Bruno Ferreira Pedrosa2 

2Médico Interno de Medicina Geral e Familiar. USF Ramada, ACeS Loures-Odivelas. Odivelas, Portugal

Em primeiro lugar, agradeço à colega o envio desta carta que discute novamente este tema ainda pouco abordado no contexto dos cuidados de saúde primários, principalmente no nosso país.

Como referido pela colega, o nosso artigo caracteriza apenas uma das muitas consequências das faltas dos utentes. No entanto, os custos indiretos não são de menosprezar, não só aqueles relacionados com a saúde individual do utente faltoso, mas também do ponto de vista da equidade no acesso a consultas médicas.

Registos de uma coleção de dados
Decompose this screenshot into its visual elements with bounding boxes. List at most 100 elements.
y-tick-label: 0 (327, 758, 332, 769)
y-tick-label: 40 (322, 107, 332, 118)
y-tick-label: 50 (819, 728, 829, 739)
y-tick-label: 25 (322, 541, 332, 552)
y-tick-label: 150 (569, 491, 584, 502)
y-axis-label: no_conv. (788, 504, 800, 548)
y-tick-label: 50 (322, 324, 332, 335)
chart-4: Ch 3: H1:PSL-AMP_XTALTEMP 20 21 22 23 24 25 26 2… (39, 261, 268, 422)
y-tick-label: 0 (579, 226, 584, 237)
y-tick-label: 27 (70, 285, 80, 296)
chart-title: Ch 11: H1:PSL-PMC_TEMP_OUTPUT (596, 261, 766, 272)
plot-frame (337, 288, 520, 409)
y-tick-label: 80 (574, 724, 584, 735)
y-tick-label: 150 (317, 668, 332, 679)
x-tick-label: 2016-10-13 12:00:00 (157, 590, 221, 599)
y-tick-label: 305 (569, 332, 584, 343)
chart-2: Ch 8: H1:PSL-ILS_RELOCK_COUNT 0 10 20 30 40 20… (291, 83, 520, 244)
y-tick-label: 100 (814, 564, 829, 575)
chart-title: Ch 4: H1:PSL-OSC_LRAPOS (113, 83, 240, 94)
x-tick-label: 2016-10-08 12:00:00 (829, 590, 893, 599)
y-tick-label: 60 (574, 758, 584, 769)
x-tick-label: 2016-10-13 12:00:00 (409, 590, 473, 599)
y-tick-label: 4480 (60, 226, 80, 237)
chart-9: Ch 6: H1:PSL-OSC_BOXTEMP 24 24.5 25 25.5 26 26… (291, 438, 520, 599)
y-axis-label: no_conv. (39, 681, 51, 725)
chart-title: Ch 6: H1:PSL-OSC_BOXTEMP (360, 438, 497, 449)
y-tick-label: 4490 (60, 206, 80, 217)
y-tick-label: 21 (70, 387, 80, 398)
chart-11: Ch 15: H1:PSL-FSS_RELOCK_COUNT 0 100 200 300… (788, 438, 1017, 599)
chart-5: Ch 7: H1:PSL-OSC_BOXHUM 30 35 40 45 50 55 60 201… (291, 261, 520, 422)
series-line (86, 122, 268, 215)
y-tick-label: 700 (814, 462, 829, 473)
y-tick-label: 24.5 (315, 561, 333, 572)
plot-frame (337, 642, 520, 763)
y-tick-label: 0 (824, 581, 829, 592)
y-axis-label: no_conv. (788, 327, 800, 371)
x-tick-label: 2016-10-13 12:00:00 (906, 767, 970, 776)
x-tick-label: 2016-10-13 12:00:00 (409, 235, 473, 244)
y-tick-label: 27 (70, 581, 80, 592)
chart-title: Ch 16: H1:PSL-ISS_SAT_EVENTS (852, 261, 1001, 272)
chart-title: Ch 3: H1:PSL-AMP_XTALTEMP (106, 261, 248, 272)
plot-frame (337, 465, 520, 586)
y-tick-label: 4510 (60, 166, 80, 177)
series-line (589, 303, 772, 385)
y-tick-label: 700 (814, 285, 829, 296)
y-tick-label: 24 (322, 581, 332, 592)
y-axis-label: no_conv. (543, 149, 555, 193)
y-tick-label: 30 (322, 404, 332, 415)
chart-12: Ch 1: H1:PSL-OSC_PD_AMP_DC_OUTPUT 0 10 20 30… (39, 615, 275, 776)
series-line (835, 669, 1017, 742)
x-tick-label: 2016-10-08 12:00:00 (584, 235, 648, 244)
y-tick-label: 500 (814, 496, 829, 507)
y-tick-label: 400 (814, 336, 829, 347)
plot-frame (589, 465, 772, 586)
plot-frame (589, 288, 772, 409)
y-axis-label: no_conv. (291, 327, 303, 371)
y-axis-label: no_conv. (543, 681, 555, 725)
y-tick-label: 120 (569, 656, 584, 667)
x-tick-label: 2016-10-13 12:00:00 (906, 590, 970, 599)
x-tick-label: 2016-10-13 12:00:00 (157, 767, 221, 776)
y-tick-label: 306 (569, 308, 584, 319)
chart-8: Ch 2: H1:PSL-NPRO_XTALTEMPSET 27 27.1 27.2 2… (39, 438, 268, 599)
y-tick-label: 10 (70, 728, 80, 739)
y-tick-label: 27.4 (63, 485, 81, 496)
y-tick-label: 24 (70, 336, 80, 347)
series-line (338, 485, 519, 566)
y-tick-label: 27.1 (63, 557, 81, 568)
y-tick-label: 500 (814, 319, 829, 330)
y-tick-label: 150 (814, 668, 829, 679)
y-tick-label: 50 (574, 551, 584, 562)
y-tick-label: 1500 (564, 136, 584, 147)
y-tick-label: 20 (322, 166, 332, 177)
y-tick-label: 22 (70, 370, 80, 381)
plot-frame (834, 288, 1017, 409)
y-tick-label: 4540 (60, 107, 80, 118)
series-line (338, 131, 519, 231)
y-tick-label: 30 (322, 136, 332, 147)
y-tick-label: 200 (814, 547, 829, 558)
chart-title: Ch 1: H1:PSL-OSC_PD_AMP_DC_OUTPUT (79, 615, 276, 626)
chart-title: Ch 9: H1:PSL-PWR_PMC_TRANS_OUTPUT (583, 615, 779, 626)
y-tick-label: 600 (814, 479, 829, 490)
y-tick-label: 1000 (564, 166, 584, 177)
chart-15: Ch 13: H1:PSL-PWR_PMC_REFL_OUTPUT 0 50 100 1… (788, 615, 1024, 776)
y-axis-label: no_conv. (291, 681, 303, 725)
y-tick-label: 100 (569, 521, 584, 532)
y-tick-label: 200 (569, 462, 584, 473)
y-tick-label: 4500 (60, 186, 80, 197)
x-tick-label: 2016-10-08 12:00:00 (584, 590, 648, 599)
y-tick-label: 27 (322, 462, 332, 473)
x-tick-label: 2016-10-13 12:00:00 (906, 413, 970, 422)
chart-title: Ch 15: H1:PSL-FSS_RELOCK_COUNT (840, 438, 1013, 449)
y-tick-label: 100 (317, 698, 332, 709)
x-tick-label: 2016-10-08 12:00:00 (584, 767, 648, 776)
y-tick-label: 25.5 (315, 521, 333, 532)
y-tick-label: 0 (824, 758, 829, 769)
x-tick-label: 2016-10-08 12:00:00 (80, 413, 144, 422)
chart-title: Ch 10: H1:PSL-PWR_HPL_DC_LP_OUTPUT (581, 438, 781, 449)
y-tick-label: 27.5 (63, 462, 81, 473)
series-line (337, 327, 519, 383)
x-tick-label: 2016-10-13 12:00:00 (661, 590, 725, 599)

• _Requisitos do exercício_
1. Responda às perguntas seguintes com base no texto sobre as faltas dos utentes.
(a) Em que unidade de saúde exerce funções Bruno Ferreira Pedrosa?
(b) Segundo o texto, o que caracteriza o artigo mencionado?
(c) Além da saúde individual do utente faltoso, de que ponto de vista os custos indiretos não são de menosprezar?
2. Transcreva fielmente o trecho do texto sobre as faltas dos utentes que começa em "Como referido pela" e termina em "a consultas médicas.".
As entradas são material à parte, sem relação com o texto sobre as faltas dos utentes.

• _Conjunto de respostas_
1.
(a) Na USF Ramada, ACeS Loures-Odivelas, em Odivelas, Portugal.
(b) Caracteriza apenas uma das muitas consequências das faltas dos utentes.
(c) Do ponto de vista da equidade no acesso a consultas médicas.

2.
Como referido pela colega, o nosso artigo caracteriza apenas uma das muitas consequências das faltas dos utentes. No entanto, os custos indiretos não são de menosprezar, não só aqueles relacionados com a saúde individual do utente faltoso, mas também do ponto de vista da equidade no acesso a consultas médicas.